§ **TO BE DONE**
Collect every line in the records below that contains the word "psicológico".

§ **DATA PROVIDED**
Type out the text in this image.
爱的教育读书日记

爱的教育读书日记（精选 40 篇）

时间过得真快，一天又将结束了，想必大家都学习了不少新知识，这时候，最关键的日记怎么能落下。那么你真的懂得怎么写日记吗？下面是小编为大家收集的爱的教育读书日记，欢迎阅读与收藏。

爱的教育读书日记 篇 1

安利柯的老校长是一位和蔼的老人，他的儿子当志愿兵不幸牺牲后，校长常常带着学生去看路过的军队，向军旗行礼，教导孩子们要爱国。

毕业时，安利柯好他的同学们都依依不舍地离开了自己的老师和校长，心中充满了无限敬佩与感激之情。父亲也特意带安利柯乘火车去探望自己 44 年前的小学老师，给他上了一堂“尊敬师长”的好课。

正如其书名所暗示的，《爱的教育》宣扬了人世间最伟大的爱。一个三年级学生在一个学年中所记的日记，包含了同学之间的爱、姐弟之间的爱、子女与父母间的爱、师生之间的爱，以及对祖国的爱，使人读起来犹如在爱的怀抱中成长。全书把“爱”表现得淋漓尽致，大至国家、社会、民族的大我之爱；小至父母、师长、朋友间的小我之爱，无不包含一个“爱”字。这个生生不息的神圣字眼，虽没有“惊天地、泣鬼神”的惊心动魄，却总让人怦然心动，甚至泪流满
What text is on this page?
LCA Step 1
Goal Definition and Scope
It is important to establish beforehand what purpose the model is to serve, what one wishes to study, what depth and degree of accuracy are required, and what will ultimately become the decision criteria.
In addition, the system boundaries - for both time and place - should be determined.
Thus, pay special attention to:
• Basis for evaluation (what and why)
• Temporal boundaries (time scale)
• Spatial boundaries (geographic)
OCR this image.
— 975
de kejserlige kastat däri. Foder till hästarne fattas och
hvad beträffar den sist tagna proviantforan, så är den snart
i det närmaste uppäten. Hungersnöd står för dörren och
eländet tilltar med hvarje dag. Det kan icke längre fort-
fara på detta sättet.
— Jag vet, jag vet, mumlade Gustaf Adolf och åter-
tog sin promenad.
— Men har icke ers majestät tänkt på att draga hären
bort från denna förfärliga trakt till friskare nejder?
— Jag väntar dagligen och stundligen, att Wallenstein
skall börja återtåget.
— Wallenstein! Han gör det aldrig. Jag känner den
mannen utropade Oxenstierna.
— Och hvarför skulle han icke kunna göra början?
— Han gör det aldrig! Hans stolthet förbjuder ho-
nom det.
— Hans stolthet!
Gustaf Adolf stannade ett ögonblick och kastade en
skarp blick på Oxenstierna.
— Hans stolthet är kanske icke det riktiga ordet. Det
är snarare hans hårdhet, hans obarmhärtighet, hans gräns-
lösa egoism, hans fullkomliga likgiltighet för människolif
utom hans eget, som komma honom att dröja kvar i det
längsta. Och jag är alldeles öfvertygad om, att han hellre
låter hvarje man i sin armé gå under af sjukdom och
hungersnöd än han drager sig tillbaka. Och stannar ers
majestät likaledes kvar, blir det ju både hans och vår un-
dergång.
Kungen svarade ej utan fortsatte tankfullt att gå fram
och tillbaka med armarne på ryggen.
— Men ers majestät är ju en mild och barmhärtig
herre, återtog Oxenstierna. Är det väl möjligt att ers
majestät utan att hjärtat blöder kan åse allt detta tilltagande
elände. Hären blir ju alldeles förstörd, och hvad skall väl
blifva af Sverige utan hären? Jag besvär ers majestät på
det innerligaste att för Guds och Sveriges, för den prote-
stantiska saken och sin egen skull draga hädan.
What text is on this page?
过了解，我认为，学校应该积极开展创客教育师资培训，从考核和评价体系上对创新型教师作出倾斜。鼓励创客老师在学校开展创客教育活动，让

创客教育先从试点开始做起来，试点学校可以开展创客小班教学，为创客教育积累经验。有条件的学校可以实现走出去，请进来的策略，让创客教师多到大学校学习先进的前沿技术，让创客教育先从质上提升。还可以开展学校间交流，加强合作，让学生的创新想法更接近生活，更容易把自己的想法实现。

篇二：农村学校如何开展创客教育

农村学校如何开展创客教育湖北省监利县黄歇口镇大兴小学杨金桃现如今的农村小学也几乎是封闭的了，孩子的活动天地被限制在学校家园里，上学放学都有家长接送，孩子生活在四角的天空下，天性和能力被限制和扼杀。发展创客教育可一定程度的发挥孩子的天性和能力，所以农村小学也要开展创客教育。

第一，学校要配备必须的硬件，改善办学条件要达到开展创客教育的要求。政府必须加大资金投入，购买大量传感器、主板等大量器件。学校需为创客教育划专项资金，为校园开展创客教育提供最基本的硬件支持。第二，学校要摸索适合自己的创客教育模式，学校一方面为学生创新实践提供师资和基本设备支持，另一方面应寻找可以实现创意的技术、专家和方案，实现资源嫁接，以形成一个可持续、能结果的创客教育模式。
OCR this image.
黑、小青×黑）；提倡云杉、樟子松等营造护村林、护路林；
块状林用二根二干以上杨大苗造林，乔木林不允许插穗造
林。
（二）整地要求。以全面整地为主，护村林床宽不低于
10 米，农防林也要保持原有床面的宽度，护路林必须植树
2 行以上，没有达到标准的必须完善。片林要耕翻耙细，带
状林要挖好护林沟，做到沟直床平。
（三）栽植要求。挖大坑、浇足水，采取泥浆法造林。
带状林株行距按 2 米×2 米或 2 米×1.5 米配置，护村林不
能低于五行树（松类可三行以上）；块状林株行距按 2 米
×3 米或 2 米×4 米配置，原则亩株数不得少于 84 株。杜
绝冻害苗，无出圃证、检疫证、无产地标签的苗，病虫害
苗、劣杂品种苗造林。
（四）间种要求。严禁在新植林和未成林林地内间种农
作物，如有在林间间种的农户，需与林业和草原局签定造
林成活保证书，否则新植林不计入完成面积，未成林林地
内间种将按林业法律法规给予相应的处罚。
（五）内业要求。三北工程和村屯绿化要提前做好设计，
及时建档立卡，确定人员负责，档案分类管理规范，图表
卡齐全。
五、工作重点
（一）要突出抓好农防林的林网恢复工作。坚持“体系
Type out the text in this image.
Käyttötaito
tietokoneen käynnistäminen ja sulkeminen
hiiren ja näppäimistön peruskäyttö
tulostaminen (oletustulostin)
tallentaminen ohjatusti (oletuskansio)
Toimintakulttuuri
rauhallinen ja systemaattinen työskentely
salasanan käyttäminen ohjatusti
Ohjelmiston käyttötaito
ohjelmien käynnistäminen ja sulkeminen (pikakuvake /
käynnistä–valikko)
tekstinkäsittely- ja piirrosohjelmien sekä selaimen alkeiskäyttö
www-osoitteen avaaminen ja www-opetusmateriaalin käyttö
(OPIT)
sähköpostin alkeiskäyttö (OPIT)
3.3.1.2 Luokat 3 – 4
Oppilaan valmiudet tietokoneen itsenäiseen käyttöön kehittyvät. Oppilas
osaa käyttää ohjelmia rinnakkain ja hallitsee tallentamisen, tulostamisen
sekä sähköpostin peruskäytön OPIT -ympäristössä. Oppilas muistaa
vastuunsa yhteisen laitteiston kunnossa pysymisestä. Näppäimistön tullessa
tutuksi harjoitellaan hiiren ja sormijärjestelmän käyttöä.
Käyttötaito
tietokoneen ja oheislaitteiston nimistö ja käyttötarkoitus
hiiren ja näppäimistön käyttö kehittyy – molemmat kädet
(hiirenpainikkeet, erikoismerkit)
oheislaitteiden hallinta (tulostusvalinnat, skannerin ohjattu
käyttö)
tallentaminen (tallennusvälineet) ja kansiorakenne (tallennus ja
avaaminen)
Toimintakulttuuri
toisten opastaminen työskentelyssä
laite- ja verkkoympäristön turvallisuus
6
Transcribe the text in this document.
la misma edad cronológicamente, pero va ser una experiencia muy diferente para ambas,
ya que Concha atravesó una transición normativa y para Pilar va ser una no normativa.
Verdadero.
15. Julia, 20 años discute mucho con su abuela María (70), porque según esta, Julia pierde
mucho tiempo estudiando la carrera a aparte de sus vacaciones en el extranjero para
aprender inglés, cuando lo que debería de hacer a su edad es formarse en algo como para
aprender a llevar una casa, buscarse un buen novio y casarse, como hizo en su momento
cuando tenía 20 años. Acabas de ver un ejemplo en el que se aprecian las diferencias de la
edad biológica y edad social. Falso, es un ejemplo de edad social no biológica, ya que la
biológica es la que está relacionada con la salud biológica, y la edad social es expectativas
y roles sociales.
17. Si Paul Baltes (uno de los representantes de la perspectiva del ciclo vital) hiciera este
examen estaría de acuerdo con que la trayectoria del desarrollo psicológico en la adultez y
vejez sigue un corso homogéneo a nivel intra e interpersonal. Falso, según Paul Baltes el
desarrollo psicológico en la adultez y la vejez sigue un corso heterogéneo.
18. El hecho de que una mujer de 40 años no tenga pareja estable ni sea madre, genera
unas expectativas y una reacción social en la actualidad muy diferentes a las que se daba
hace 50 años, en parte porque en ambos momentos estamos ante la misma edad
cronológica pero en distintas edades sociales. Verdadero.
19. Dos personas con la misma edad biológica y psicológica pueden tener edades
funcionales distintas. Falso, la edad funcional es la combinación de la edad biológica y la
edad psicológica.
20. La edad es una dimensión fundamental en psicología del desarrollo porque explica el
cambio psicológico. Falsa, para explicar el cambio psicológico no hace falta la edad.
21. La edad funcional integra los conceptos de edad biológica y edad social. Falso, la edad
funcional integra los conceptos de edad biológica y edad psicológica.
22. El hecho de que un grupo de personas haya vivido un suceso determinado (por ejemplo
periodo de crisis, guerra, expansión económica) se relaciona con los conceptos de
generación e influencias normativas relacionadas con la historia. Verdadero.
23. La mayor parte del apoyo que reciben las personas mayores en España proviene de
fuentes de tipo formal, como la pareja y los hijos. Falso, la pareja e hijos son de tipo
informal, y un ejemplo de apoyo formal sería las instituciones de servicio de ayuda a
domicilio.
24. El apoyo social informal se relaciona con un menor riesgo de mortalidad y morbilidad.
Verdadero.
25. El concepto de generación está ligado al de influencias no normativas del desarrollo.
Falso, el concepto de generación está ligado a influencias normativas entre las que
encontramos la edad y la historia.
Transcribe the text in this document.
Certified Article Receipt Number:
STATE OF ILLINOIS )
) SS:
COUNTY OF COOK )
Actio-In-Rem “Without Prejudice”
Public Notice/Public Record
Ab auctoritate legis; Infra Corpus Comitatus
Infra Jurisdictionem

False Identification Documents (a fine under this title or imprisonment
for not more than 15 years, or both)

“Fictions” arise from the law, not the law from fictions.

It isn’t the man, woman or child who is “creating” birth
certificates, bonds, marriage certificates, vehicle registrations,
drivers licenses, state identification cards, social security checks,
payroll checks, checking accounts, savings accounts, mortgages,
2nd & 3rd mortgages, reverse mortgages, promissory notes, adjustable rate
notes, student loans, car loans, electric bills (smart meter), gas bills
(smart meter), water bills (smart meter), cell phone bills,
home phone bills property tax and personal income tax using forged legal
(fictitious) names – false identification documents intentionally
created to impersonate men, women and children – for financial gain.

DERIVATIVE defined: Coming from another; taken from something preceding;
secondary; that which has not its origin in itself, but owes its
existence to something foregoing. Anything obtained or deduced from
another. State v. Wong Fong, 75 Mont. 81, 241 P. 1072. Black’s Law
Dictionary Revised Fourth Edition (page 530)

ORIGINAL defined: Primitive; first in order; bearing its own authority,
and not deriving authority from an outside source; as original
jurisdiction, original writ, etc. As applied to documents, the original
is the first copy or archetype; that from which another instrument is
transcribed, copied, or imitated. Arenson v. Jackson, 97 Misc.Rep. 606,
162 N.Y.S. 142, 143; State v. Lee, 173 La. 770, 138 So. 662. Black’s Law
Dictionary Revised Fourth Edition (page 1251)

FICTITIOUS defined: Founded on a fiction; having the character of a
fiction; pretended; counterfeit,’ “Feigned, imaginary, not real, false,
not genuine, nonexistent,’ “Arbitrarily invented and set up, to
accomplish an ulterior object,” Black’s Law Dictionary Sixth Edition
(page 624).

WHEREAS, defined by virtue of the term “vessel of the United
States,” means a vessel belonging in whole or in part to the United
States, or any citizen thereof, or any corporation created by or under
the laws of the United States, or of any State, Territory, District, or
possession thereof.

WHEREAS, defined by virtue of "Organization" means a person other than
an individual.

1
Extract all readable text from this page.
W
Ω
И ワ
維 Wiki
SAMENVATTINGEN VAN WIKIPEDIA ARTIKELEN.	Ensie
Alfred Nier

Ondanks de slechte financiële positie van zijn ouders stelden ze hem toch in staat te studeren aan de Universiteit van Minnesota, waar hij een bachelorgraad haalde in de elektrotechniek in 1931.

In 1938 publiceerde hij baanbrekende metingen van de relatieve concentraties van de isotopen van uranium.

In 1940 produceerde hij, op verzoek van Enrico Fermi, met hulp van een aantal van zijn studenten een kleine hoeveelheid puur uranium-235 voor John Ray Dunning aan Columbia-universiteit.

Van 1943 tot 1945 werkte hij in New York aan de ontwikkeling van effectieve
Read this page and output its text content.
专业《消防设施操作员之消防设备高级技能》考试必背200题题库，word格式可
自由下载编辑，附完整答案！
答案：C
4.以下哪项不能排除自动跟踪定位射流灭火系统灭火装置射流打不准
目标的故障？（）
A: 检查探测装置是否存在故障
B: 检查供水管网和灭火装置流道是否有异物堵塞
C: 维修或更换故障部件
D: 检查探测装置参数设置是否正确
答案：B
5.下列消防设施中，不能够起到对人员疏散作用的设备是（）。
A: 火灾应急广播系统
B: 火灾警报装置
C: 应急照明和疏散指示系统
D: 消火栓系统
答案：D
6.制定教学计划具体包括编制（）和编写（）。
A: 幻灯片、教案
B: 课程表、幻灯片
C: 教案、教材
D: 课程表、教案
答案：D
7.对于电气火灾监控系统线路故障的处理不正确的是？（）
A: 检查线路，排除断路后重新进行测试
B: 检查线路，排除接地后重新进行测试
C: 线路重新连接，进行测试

§ **CORRECT ANSWER**
examen estaría de acuerdo con que la trayectoria del desarrollo psicológico en la adultez y
desarrollo psicológico en la adultez y la vejez sigue un corso heterogéneo.
cambio psicológico. Falsa, para explicar el cambio psicológico no hace falta la edad.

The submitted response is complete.